§ **What you will do**
Gather each line of the records where "current" appears.
# Start of Raw data
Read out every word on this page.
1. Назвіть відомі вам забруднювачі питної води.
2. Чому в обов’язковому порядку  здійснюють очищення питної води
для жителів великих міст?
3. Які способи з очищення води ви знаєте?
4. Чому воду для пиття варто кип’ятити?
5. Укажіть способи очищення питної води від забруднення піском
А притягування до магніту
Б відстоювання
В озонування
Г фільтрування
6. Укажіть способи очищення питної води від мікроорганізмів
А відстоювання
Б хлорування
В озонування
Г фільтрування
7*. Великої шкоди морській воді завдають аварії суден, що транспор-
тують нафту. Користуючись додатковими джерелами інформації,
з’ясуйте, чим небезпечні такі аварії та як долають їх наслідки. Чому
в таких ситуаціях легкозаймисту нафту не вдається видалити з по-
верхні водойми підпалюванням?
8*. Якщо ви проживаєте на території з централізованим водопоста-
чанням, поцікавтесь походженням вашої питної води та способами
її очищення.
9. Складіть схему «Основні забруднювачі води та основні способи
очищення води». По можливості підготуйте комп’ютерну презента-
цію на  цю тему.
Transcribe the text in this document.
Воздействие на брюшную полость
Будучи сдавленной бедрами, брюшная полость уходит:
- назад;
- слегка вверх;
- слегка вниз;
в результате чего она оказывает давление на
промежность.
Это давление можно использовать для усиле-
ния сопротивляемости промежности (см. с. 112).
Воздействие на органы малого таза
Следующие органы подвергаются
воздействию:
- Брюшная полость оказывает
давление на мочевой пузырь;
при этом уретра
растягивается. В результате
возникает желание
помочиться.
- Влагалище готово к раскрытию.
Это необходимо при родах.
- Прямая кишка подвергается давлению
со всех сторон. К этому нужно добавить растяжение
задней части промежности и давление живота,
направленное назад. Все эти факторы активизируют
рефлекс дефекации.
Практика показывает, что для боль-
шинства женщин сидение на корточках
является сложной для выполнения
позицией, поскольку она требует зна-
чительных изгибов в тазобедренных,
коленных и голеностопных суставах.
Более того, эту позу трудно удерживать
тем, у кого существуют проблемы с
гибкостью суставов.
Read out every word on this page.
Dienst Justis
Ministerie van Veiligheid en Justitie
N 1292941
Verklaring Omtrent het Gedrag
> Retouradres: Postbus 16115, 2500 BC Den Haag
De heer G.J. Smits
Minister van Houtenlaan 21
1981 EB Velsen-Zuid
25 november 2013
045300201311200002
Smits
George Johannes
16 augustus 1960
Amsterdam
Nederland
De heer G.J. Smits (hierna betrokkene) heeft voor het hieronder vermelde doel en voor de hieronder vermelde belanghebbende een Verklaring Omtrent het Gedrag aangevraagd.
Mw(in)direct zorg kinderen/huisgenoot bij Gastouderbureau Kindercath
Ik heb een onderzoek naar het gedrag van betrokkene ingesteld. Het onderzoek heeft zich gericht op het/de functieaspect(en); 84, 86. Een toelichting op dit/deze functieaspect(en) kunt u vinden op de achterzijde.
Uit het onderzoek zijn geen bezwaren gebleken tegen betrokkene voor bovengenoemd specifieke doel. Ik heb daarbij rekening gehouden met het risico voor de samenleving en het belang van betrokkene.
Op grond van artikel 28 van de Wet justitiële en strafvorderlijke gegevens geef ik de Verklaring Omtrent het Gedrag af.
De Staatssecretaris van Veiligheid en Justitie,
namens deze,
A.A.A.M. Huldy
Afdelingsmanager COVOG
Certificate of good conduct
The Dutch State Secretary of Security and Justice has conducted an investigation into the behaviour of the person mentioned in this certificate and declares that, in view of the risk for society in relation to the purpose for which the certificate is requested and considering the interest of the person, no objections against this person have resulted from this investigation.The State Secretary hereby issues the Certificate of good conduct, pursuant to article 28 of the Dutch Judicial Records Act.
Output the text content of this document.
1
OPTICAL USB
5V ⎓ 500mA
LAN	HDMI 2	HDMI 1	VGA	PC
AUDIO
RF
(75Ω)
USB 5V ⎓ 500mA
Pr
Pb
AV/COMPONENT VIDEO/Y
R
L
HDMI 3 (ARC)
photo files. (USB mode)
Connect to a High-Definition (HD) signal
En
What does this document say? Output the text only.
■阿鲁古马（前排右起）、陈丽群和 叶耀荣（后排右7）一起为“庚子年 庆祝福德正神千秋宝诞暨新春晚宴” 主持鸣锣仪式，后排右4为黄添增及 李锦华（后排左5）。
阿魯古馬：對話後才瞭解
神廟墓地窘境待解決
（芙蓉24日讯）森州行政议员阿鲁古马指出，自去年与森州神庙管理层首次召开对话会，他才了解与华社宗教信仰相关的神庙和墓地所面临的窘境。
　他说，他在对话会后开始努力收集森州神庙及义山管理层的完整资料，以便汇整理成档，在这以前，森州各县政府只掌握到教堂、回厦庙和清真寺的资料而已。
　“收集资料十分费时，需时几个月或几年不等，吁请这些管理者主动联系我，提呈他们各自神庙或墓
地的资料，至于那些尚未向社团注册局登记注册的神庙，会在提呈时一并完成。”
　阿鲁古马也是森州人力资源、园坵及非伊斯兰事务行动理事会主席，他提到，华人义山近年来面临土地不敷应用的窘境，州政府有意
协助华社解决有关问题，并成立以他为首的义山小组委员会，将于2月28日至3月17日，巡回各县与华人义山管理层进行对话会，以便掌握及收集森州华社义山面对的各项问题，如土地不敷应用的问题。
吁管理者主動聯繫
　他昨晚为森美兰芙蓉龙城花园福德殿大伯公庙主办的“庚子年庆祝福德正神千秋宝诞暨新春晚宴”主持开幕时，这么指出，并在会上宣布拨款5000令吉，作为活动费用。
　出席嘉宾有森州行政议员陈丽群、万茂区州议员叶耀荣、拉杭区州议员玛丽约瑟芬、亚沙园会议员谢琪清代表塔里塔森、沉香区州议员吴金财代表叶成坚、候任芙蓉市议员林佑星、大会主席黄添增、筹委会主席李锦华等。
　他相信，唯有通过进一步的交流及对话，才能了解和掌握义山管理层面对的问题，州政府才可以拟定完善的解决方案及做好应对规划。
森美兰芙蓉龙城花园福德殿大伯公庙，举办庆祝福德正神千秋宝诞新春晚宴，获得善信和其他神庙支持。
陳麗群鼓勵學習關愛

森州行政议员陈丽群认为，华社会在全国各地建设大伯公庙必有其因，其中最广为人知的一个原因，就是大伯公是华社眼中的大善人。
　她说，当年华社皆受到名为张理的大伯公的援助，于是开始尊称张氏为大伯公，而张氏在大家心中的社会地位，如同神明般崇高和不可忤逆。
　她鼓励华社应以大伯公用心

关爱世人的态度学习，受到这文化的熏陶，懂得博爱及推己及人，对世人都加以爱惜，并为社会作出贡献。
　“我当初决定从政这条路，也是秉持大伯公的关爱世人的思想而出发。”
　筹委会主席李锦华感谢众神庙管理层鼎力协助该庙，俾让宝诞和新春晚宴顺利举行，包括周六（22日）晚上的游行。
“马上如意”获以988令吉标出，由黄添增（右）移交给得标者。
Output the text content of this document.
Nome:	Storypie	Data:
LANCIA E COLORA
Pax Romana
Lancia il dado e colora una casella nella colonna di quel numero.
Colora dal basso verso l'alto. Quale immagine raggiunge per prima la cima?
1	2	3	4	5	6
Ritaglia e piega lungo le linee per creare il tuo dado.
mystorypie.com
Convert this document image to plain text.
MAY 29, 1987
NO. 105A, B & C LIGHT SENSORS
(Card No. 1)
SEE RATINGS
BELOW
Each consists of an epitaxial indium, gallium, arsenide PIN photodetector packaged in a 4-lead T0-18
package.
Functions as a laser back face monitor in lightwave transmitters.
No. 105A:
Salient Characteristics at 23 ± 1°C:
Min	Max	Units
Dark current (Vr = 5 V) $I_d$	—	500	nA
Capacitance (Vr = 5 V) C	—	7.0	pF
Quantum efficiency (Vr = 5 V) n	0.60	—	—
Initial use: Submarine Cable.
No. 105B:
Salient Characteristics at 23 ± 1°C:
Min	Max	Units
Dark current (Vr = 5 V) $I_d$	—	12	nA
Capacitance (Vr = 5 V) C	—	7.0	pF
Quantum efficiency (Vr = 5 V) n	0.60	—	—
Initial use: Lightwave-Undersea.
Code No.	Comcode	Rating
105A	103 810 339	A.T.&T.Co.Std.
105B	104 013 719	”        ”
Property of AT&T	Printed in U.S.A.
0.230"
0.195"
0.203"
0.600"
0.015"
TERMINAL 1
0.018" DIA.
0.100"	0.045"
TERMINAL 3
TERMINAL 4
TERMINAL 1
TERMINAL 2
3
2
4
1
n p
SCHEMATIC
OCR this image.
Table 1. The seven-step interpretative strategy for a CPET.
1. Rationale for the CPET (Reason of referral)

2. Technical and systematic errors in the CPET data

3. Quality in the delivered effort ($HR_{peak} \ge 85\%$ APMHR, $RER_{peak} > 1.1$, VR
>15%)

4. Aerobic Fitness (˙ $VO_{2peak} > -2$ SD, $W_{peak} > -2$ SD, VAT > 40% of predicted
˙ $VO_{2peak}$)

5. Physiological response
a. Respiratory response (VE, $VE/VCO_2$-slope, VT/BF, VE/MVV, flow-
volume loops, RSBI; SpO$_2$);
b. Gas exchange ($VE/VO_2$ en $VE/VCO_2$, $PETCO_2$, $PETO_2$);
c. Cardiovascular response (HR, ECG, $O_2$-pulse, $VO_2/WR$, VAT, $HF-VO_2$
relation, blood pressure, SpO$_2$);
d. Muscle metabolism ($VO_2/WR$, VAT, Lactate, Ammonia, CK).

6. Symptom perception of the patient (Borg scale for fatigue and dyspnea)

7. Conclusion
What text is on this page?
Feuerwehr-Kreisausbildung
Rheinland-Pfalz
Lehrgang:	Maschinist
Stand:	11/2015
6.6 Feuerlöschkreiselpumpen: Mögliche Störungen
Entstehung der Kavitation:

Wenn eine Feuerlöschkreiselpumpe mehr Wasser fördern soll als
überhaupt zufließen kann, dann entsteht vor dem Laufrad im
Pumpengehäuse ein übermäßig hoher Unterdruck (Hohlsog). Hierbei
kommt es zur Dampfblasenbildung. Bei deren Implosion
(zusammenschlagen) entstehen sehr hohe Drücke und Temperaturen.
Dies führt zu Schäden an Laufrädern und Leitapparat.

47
# End of Raw data
§ **Result below**
Dark current (Vr = 5 V) $I_d$	—	500	nA
Dark current (Vr = 5 V) $I_d$	—	12	nA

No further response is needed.